*** MATERIAL PROVIDED ***

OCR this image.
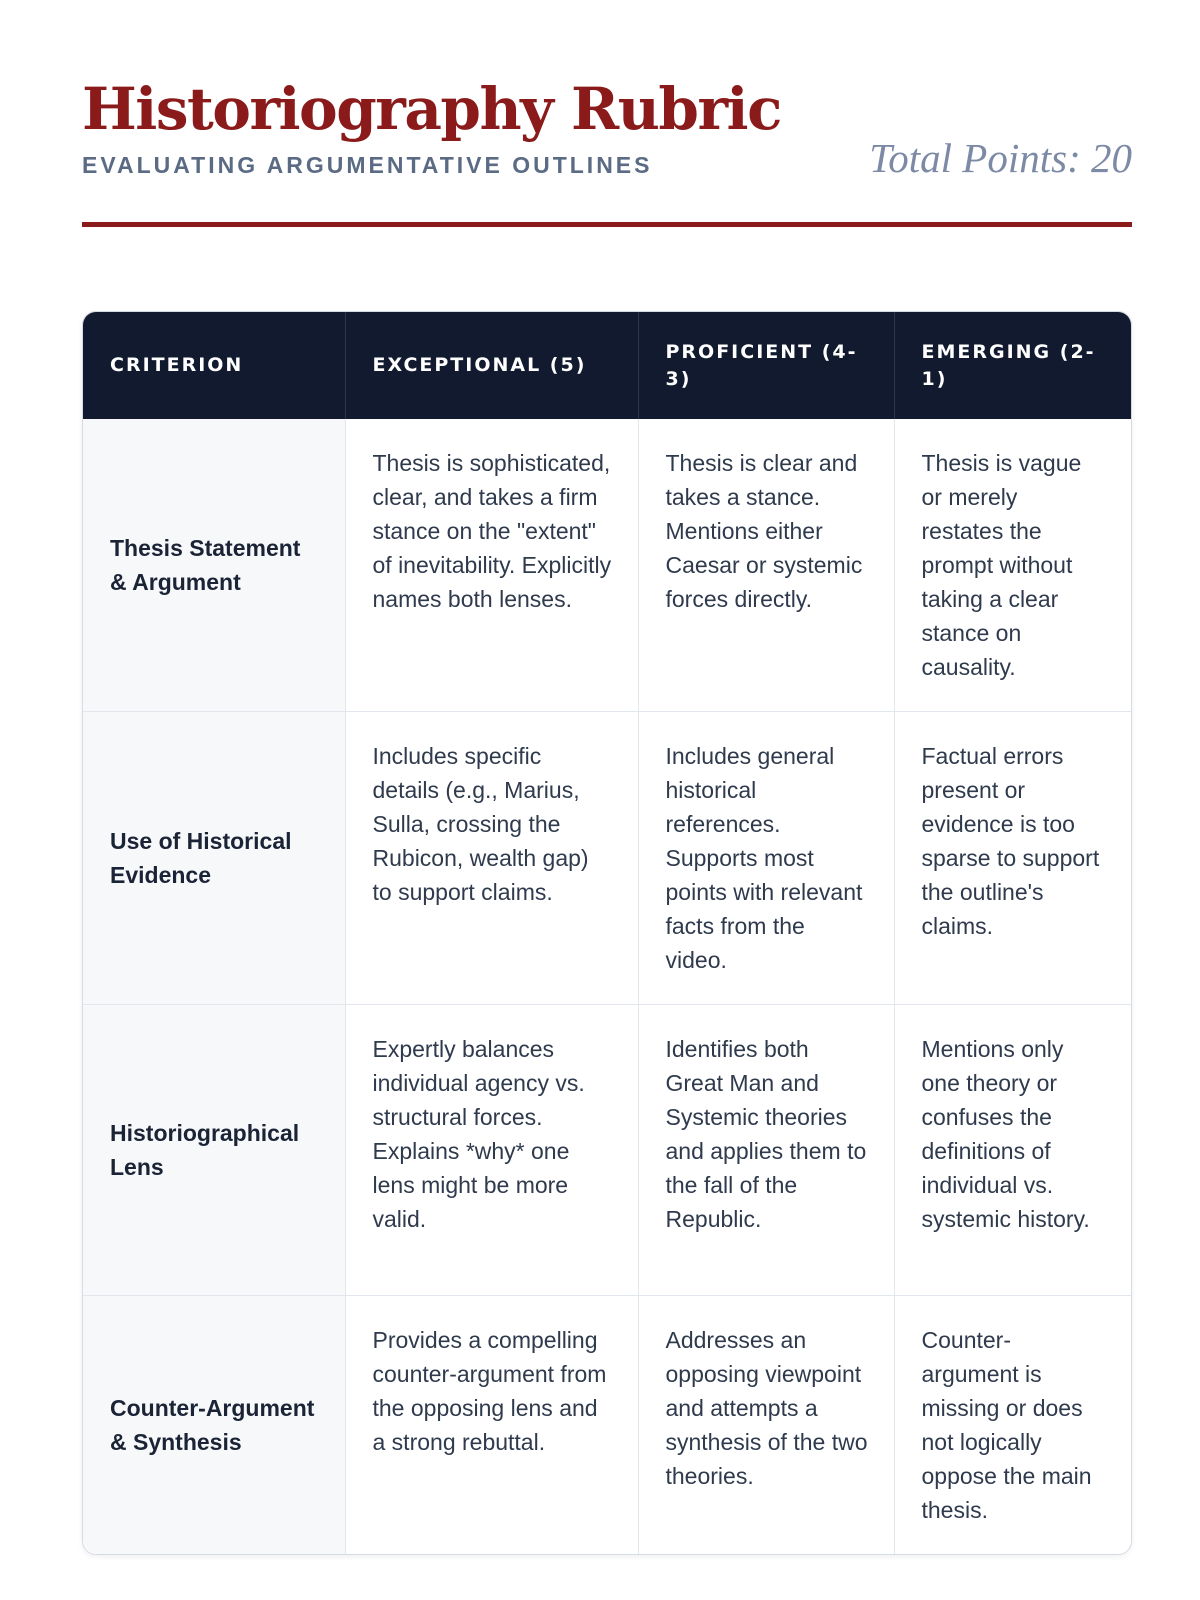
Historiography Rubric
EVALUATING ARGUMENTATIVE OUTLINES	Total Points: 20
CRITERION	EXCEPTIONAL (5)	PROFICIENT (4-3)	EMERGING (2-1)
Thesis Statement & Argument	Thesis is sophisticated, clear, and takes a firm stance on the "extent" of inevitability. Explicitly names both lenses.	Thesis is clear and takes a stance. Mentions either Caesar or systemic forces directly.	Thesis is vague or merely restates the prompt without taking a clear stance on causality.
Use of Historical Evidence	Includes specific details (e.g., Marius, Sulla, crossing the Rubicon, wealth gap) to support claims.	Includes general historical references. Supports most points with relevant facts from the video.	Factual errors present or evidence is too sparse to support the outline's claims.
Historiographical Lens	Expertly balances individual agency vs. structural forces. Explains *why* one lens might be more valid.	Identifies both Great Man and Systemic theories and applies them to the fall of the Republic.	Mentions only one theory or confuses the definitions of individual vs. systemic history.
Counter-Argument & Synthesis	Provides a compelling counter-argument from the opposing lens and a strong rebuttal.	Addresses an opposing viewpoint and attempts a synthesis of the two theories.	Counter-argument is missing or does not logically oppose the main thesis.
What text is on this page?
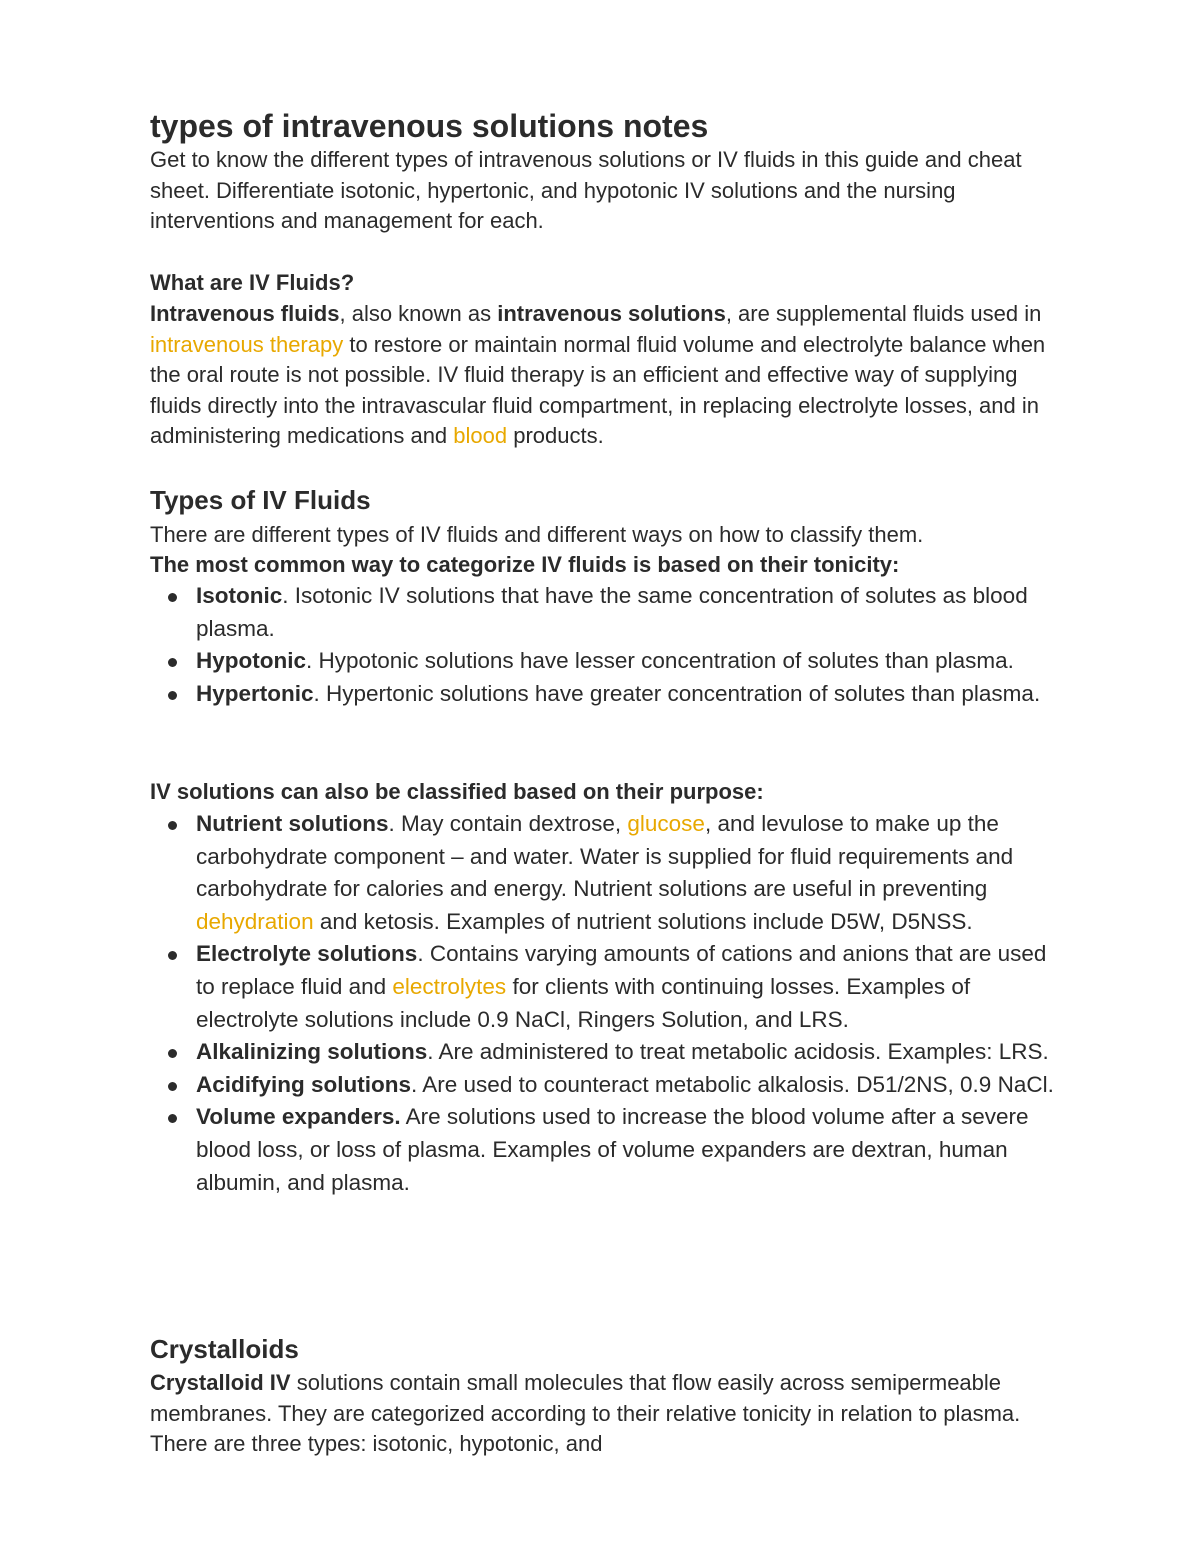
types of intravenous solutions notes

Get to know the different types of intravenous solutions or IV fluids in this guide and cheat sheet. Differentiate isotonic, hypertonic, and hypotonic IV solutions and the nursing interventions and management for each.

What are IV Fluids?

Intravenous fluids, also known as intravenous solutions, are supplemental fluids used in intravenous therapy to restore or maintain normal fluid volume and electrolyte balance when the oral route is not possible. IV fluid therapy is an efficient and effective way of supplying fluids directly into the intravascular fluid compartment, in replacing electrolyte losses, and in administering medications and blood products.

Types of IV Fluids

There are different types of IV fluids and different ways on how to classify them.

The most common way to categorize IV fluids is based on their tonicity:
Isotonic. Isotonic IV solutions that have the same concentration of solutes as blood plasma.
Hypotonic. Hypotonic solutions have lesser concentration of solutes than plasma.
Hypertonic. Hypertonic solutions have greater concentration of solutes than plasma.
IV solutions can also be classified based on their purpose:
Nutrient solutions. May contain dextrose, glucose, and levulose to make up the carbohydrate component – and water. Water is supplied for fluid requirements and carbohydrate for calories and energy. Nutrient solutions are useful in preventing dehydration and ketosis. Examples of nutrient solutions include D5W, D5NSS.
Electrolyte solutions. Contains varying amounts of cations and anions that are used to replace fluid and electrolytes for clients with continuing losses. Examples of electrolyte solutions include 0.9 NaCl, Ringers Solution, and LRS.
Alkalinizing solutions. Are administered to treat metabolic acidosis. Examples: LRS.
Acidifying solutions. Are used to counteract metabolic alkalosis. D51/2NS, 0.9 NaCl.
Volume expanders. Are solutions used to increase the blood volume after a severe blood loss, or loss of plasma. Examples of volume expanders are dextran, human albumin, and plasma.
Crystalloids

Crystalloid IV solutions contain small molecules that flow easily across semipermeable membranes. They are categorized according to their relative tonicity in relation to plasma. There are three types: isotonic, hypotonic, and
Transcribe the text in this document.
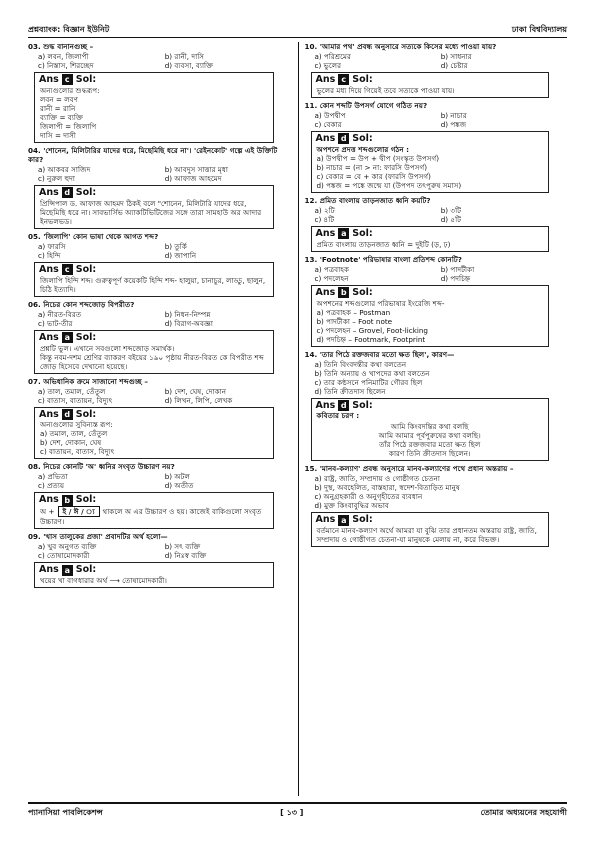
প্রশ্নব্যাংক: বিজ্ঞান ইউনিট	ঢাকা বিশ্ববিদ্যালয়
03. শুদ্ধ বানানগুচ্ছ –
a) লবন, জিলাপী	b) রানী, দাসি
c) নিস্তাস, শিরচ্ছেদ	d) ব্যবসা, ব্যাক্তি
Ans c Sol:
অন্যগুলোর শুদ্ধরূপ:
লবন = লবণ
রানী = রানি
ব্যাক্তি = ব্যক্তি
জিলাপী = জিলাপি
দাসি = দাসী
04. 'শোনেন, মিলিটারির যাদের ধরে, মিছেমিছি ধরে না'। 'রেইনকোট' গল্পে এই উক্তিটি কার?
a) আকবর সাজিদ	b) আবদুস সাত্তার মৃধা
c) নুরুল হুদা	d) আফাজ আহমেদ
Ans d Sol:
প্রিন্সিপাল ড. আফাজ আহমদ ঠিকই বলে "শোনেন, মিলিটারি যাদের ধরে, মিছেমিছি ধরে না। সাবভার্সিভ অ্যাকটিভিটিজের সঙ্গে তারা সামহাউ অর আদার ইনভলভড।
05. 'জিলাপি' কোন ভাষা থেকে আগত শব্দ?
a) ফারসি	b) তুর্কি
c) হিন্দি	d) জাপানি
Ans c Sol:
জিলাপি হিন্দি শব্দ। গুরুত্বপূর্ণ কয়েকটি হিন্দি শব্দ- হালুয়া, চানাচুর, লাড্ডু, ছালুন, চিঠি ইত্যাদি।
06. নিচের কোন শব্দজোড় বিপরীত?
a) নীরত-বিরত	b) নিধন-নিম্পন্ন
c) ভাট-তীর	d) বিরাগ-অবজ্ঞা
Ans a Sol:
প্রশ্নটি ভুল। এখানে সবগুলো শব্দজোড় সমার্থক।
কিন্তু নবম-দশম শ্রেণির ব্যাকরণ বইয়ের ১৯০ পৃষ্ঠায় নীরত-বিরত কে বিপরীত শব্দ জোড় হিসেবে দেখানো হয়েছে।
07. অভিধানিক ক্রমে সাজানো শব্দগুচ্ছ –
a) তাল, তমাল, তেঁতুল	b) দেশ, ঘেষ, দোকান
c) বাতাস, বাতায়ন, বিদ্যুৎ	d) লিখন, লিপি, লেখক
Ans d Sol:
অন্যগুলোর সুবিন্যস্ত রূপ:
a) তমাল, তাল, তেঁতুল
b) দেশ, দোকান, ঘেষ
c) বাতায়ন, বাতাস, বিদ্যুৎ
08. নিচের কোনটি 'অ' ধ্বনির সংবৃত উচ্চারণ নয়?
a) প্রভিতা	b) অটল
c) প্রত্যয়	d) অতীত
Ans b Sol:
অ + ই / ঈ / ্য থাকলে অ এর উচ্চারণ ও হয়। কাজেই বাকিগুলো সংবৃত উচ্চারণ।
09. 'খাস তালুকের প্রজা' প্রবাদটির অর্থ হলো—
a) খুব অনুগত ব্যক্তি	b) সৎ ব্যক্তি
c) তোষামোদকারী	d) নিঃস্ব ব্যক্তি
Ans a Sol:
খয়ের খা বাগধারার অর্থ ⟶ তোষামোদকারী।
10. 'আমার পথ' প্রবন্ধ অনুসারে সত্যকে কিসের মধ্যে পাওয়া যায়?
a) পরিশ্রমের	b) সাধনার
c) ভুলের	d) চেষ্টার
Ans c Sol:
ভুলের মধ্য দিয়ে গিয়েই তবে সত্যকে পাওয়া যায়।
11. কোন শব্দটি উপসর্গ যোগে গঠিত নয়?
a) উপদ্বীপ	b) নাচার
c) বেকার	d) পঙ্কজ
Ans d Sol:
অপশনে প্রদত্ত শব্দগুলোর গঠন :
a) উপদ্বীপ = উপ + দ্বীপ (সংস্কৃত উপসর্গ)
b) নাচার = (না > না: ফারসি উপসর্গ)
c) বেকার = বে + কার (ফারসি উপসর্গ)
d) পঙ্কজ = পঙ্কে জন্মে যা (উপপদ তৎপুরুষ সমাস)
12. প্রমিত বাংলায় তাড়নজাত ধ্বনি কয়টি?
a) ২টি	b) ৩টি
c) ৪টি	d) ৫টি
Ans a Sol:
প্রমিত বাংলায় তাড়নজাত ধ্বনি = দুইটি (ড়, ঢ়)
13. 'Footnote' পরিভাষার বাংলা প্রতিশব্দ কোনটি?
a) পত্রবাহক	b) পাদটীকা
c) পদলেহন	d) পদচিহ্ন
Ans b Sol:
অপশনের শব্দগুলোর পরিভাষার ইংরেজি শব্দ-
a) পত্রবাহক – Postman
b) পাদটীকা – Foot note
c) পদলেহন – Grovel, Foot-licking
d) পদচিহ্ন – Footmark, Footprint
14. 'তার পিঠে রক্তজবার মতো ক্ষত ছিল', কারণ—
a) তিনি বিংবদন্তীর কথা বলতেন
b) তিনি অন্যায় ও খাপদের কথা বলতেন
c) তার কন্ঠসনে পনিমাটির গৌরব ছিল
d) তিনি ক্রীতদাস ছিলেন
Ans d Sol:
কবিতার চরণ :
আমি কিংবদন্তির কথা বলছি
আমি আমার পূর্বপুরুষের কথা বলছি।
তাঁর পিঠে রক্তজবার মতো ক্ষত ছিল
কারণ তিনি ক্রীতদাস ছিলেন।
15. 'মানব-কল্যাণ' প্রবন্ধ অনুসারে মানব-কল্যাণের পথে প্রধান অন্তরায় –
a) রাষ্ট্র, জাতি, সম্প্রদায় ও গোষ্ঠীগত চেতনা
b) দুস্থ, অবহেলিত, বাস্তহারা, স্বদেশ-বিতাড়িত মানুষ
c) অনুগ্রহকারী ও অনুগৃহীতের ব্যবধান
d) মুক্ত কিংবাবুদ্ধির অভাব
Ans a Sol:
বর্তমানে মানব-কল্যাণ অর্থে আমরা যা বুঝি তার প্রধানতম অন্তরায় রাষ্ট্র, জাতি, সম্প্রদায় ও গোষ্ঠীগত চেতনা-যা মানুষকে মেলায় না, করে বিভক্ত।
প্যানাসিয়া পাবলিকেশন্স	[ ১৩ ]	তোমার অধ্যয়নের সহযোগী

***

Where a line contains "this", copy that line.

OCR this image.
What text is on this page?
Get to know the different types of intravenous solutions or IV fluids in this guide and cheat sheet. Differentiate isotonic, hypertonic, and hypotonic IV solutions and the nursing interventions and management for each.
Transcribe the text in this document.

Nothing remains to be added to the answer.